# [DATA RECORDS]
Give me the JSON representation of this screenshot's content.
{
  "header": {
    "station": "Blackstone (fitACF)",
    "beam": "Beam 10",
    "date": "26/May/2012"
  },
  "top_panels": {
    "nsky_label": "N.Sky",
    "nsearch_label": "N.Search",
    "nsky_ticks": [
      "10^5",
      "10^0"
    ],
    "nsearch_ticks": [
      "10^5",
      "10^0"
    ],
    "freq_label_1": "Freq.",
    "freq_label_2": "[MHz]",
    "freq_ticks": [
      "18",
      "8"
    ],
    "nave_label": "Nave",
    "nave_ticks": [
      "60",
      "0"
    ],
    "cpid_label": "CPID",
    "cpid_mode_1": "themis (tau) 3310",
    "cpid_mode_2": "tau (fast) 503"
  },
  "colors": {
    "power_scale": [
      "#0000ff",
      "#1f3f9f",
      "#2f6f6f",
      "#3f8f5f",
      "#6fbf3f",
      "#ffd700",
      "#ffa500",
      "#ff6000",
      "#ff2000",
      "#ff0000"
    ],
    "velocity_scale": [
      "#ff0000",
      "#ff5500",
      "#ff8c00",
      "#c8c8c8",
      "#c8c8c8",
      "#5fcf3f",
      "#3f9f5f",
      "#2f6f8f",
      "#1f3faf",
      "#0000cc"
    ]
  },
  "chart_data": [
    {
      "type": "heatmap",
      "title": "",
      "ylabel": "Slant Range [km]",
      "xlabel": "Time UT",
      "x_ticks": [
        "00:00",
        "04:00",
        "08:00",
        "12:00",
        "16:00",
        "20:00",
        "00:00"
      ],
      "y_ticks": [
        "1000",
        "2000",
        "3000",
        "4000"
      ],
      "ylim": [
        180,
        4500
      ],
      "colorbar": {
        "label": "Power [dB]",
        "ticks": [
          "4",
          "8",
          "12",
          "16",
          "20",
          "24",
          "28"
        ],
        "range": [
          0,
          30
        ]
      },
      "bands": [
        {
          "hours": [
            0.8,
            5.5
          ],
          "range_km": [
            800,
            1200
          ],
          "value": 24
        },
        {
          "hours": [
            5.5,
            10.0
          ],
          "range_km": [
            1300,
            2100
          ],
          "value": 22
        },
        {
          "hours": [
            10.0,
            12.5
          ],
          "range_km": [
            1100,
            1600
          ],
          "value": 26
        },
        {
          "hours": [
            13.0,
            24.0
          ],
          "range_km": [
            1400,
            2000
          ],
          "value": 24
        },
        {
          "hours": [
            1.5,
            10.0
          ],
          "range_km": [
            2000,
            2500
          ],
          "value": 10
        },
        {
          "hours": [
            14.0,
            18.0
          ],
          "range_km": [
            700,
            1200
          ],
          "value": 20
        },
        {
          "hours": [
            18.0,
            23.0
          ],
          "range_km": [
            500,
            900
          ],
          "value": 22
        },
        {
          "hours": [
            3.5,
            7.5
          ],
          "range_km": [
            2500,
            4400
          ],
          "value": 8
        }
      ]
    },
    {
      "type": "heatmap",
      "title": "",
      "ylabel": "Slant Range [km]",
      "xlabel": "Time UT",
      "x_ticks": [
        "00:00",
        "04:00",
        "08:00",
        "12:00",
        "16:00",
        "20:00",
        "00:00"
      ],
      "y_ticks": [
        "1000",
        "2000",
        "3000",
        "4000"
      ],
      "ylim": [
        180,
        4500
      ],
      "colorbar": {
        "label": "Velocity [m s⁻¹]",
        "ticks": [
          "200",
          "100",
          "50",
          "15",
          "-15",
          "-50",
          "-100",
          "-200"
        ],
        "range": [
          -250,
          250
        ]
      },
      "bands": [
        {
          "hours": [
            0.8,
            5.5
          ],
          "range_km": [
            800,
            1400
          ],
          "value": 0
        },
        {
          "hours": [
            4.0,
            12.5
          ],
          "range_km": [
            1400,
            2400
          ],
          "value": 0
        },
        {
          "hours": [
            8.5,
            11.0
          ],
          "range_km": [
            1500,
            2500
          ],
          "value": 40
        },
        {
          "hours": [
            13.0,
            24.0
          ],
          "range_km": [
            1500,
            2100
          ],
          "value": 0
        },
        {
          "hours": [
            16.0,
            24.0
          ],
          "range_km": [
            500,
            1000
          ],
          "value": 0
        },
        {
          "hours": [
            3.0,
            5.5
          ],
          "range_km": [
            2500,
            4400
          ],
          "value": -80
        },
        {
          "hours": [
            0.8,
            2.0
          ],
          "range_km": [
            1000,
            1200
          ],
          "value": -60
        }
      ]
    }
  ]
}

# [EXERCISE BRIEF]
Type the whole listing again, unaltered.

# [EXERCISE RESULT]
Give me the JSON representation of this screenshot's content.
{
  "header": {
    "station": "Blackstone (fitACF)",
    "beam": "Beam 10",
    "date": "26/May/2012"
  },
  "top_panels": {
    "nsky_label": "N.Sky",
    "nsearch_label": "N.Search",
    "nsky_ticks": [
      "10^5",
      "10^0"
    ],
    "nsearch_ticks": [
      "10^5",
      "10^0"
    ],
    "freq_label_1": "Freq.",
    "freq_label_2": "[MHz]",
    "freq_ticks": [
      "18",
      "8"
    ],
    "nave_label": "Nave",
    "nave_ticks": [
      "60",
      "0"
    ],
    "cpid_label": "CPID",
    "cpid_mode_1": "themis (tau) 3310",
    "cpid_mode_2": "tau (fast) 503"
  },
  "colors": {
    "power_scale": [
      "#0000ff",
      "#1f3f9f",
      "#2f6f6f",
      "#3f8f5f",
      "#6fbf3f",
      "#ffd700",
      "#ffa500",
      "#ff6000",
      "#ff2000",
      "#ff0000"
    ],
    "velocity_scale": [
      "#ff0000",
      "#ff5500",
      "#ff8c00",
      "#c8c8c8",
      "#c8c8c8",
      "#5fcf3f",
      "#3f9f5f",
      "#2f6f8f",
      "#1f3faf",
      "#0000cc"
    ]
  },
  "chart_data": [
    {
      "type": "heatmap",
      "title": "",
      "ylabel": "Slant Range [km]",
      "xlabel": "Time UT",
      "x_ticks": [
        "00:00",
        "04:00",
        "08:00",
        "12:00",
        "16:00",
        "20:00",
        "00:00"
      ],
      "y_ticks": [
        "1000",
        "2000",
        "3000",
        "4000"
      ],
      "ylim": [
        180,
        4500
      ],
      "colorbar": {
        "label": "Power [dB]",
        "ticks": [
          "4",
          "8",
          "12",
          "16",
          "20",
          "24",
          "28"
        ],
        "range": [
          0,
          30
        ]
      },
      "bands": [
        {
          "hours": [
            0.8,
            5.5
          ],
          "range_km": [
            800,
            1200
          ],
          "value": 24
        },
        {
          "hours": [
            5.5,
            10.0
          ],
          "range_km": [
            1300,
            2100
          ],
          "value": 22
        },
        {
          "hours": [
            10.0,
            12.5
          ],
          "range_km": [
            1100,
            1600
          ],
          "value": 26
        },
        {
          "hours": [
            13.0,
            24.0
          ],
          "range_km": [
            1400,
            2000
          ],
          "value": 24
        },
        {
          "hours": [
            1.5,
            10.0
          ],
          "range_km": [
            2000,
            2500
          ],
          "value": 10
        },
        {
          "hours": [
            14.0,
            18.0
          ],
          "range_km": [
            700,
            1200
          ],
          "value": 20
        },
        {
          "hours": [
            18.0,
            23.0
          ],
          "range_km": [
            500,
            900
          ],
          "value": 22
        },
        {
          "hours": [
            3.5,
            7.5
          ],
          "range_km": [
            2500,
            4400
          ],
          "value": 8
        }
      ]
    },
    {
      "type": "heatmap",
      "title": "",
      "ylabel": "Slant Range [km]",
      "xlabel": "Time UT",
      "x_ticks": [
        "00:00",
        "04:00",
        "08:00",
        "12:00",
        "16:00",
        "20:00",
        "00:00"
      ],
      "y_ticks": [
        "1000",
        "2000",
        "3000",
        "4000"
      ],
      "ylim": [
        180,
        4500
      ],
      "colorbar": {
        "label": "Velocity [m s⁻¹]",
        "ticks": [
          "200",
          "100",
          "50",
          "15",
          "-15",
          "-50",
          "-100",
          "-200"
        ],
        "range": [
          -250,
          250
        ]
      },
      "bands": [
        {
          "hours": [
            0.8,
            5.5
          ],
          "range_km": [
            800,
            1400
          ],
          "value": 0
        },
        {
          "hours": [
            4.0,
            12.5
          ],
          "range_km": [
            1400,
            2400
          ],
          "value": 0
        },
        {
          "hours": [
            8.5,
            11.0
          ],
          "range_km": [
            1500,
            2500
          ],
          "value": 40
        },
        {
          "hours": [
            13.0,
            24.0
          ],
          "range_km": [
            1500,
            2100
          ],
          "value": 0
        },
        {
          "hours": [
            16.0,
            24.0
          ],
          "range_km": [
            500,
            1000
          ],
          "value": 0
        },
        {
          "hours": [
            3.0,
            5.5
          ],
          "range_km": [
            2500,
            4400
          ],
          "value": -80
        },
        {
          "hours": [
            0.8,
            2.0
          ],
          "range_km": [
            1000,
            1200
          ],
          "value": -60
        }
      ]
    }
  ]
}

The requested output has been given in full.